* Task goal:
Across the records that follow, how many lines contain the string "name"? Answer with the number only.

─── Records supplied ───

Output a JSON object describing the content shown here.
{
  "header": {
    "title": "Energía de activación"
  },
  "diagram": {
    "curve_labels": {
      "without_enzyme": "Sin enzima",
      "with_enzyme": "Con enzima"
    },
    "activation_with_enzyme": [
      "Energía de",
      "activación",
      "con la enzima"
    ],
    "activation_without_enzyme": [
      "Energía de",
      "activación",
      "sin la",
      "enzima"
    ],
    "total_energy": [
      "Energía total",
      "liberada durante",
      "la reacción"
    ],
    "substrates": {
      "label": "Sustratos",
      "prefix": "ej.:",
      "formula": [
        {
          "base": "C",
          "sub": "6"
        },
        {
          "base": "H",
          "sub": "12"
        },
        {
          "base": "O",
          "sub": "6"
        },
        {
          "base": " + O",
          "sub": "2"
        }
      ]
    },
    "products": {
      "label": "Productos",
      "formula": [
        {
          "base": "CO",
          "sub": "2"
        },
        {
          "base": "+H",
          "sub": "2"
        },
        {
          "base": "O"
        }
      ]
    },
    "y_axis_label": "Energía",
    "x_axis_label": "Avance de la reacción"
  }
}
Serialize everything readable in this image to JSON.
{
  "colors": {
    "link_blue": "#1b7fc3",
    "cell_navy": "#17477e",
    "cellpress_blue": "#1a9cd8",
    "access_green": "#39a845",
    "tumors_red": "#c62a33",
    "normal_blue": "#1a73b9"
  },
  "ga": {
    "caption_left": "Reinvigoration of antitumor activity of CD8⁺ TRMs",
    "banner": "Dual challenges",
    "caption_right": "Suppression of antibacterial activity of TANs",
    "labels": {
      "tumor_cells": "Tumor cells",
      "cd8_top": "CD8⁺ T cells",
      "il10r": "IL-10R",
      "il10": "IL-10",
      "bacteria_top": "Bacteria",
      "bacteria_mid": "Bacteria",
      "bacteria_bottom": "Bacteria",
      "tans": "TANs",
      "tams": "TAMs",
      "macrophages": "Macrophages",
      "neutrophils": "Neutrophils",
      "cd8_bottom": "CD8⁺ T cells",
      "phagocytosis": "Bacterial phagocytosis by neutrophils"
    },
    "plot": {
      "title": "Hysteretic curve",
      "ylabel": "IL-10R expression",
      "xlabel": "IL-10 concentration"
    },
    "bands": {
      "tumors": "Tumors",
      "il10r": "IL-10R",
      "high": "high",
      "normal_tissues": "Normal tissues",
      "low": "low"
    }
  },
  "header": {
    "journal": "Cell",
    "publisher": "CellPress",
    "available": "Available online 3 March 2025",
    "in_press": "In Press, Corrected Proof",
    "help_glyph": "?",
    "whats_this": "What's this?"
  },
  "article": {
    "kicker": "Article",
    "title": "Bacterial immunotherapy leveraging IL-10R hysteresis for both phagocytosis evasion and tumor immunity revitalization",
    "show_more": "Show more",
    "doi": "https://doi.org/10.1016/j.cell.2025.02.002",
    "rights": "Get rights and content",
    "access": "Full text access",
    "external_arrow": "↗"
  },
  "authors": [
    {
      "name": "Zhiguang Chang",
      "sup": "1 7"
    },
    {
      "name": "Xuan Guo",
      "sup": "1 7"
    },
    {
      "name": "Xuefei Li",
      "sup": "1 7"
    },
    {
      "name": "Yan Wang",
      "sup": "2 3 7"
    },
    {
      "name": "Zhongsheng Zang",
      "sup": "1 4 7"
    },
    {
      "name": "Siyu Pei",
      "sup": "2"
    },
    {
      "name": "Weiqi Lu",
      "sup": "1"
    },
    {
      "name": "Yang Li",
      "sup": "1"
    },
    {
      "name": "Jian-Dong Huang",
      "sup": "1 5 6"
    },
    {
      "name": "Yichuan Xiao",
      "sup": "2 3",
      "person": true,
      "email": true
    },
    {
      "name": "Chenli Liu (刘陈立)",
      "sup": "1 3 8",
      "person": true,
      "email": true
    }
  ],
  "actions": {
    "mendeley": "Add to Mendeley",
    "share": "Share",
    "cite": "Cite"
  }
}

───

* Task response:
11